• Task inputs:
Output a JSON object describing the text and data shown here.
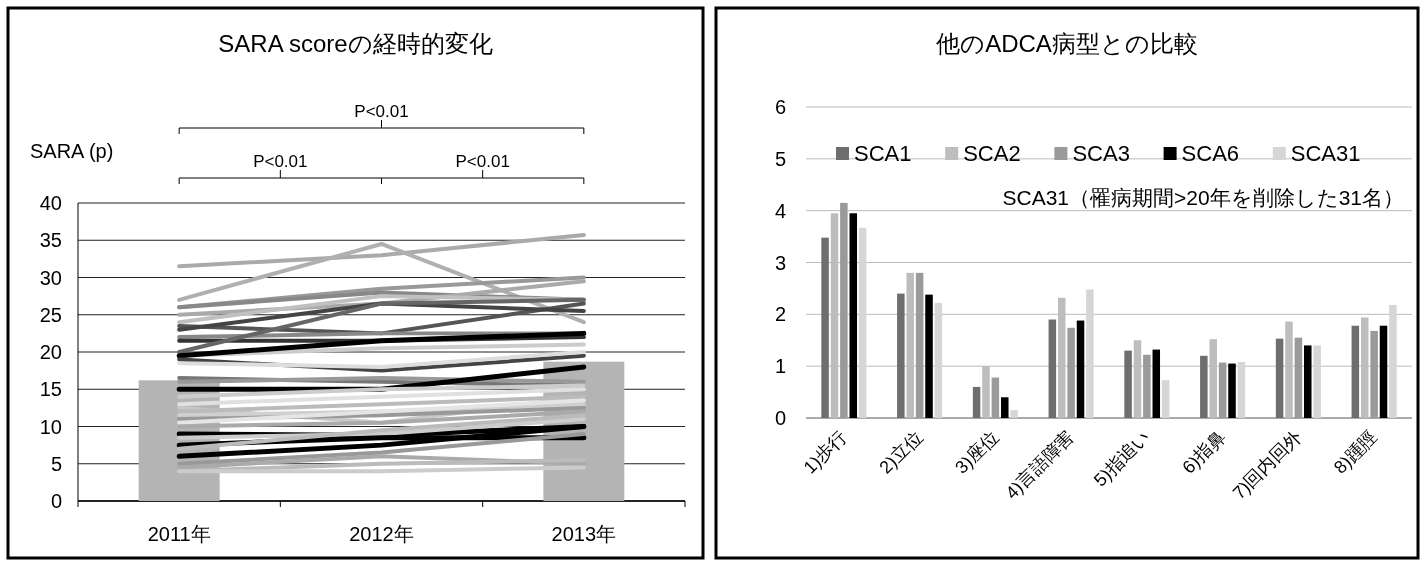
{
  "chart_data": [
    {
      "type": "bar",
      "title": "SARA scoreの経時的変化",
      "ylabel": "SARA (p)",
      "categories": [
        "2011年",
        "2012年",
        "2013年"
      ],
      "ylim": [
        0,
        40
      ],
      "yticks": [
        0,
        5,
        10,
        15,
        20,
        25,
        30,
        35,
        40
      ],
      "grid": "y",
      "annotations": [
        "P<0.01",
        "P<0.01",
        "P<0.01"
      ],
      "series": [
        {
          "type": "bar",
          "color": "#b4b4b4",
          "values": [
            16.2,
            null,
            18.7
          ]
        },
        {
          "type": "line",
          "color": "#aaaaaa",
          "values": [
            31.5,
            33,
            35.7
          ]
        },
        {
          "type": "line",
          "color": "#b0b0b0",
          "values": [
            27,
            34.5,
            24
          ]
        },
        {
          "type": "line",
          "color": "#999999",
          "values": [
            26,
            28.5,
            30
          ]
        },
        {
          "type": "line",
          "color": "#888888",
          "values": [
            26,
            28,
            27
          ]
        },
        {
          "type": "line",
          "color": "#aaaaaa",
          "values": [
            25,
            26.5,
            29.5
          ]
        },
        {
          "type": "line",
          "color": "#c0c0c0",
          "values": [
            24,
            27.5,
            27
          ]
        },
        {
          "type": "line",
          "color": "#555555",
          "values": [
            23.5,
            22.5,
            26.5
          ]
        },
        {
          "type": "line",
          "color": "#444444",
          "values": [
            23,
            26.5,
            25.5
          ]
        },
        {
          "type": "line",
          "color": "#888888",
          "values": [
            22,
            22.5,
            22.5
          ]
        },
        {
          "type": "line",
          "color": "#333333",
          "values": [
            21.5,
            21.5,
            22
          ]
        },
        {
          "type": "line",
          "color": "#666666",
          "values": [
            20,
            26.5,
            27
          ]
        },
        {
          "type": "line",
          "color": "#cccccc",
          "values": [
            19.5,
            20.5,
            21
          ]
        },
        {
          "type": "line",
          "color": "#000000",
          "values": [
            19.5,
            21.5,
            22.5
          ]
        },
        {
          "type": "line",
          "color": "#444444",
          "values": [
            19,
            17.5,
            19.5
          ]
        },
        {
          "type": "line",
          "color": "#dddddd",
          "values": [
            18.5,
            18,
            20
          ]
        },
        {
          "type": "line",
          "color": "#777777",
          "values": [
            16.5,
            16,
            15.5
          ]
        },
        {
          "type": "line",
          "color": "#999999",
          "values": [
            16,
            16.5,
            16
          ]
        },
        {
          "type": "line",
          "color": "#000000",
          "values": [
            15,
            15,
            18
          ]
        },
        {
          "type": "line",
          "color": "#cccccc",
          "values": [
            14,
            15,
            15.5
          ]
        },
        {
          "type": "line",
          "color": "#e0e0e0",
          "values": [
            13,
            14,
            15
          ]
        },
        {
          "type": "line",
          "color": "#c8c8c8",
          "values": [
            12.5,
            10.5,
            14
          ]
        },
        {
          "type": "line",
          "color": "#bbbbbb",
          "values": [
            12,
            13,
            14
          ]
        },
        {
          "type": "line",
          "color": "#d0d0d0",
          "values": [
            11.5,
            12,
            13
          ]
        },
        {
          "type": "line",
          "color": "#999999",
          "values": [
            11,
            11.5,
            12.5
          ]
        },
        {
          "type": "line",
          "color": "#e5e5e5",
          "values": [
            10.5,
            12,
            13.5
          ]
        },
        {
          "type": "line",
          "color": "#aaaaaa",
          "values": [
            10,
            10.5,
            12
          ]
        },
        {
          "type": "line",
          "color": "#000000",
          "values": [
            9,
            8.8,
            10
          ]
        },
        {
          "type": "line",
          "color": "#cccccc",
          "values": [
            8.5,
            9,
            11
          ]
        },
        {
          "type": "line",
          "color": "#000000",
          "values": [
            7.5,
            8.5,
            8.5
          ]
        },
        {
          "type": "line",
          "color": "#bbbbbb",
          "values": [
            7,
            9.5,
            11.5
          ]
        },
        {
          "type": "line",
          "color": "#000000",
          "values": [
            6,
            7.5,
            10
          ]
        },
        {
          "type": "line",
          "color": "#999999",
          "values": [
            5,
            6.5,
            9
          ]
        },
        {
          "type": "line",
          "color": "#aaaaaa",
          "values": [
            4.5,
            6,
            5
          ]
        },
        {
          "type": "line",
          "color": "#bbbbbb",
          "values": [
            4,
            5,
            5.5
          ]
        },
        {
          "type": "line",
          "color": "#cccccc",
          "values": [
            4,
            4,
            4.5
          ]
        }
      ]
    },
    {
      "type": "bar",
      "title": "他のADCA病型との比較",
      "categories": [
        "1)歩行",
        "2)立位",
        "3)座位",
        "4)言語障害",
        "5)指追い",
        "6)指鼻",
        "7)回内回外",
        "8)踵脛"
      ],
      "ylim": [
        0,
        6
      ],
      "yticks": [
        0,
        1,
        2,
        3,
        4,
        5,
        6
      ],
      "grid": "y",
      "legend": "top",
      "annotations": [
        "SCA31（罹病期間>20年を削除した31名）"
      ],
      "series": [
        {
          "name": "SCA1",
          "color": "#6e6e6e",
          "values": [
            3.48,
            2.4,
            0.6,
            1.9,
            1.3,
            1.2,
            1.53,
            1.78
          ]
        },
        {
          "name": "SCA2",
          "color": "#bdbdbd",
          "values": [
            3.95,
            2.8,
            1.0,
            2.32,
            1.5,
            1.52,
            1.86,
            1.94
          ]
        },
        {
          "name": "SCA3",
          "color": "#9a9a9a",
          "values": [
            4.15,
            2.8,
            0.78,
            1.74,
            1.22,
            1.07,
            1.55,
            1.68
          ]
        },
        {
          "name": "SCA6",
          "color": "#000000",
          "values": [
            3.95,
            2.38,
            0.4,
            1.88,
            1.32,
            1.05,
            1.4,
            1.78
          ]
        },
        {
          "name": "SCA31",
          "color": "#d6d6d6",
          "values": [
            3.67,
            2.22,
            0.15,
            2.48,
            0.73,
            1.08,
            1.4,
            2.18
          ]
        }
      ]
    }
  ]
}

--

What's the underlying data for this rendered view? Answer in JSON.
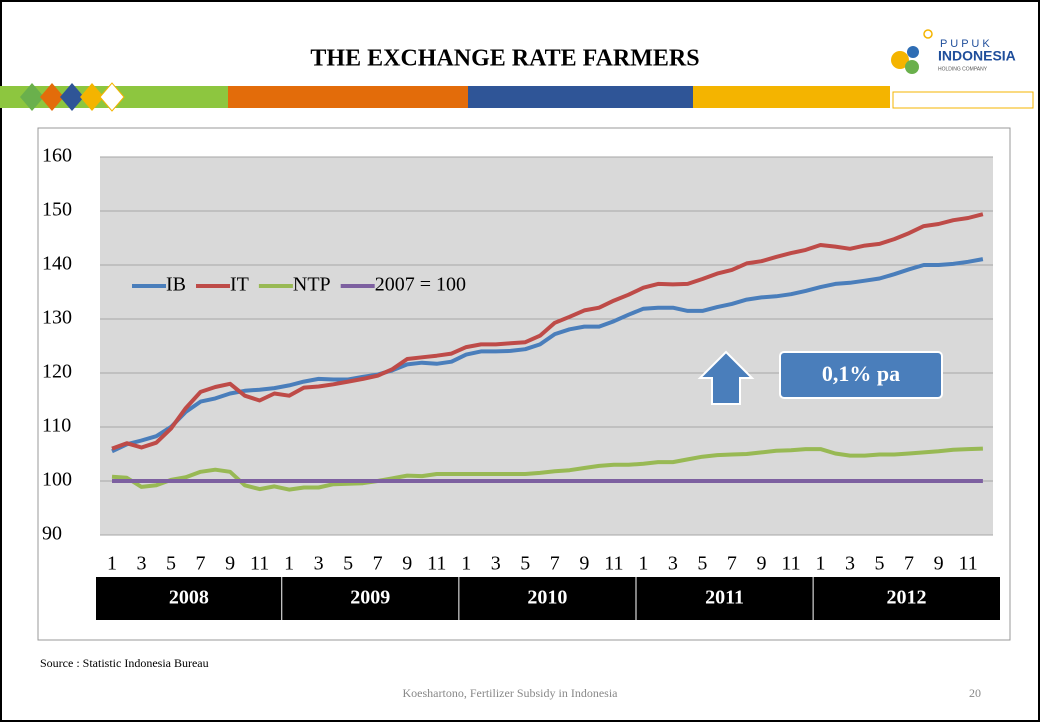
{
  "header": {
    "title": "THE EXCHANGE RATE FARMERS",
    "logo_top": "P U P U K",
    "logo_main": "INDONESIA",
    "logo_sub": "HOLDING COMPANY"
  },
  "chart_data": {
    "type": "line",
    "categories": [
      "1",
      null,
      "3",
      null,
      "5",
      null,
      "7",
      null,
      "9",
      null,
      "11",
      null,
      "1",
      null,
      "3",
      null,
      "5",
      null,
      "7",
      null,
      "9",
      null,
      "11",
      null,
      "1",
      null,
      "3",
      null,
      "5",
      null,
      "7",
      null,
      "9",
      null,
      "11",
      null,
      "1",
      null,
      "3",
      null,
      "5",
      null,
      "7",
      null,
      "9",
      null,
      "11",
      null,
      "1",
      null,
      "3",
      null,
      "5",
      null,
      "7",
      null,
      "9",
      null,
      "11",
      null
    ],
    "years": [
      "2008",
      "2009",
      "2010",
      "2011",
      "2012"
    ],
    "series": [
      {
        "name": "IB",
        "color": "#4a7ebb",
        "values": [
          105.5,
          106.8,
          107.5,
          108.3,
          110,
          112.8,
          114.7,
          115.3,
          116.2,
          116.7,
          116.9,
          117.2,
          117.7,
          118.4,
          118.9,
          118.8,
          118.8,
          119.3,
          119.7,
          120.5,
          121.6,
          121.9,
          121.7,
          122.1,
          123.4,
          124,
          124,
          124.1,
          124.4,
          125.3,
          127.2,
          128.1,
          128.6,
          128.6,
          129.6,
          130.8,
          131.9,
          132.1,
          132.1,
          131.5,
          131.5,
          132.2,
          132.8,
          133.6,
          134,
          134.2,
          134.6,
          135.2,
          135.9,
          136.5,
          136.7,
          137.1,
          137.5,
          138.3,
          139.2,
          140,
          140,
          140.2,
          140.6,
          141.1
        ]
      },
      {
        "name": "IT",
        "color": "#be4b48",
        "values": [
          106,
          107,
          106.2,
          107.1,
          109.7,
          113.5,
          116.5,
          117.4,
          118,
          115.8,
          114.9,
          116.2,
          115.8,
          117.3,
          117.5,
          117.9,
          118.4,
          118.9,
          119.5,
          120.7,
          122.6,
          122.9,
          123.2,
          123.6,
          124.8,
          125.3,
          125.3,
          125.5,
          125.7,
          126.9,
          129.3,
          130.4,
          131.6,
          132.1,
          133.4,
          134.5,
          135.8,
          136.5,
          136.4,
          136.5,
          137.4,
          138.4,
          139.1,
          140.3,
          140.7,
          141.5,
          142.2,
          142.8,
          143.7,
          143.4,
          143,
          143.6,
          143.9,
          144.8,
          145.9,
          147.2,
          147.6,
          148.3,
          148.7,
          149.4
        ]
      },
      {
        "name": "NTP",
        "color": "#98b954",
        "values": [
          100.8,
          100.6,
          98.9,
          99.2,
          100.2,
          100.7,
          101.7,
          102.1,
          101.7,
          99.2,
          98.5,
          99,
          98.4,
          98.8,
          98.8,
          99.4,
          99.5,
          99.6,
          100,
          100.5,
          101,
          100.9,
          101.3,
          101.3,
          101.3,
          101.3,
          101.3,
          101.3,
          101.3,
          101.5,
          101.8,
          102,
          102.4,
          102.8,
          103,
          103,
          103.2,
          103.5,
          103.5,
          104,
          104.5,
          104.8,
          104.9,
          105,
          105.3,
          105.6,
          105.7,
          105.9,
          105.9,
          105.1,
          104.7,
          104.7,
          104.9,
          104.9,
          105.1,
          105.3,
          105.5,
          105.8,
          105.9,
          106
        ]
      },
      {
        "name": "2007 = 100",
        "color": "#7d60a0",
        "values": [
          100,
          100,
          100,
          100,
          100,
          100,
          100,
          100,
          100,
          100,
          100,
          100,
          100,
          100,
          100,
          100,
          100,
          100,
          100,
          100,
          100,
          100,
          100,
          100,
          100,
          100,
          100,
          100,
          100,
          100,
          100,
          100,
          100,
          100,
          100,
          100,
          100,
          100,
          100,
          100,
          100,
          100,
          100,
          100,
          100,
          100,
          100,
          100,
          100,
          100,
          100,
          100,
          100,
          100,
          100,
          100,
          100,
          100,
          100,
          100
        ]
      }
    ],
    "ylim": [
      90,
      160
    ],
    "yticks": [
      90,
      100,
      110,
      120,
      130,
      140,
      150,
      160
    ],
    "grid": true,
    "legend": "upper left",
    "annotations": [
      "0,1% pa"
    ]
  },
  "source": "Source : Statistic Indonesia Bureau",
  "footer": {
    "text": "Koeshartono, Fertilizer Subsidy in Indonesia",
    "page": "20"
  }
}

• Work instructions:
Identify the lines that contain the string "JSON", and copy every one of them.

• Response to this exercise:
Output a JSON object describing the text and data shown here.
What's the underlying data for this rendered view? Answer in JSON.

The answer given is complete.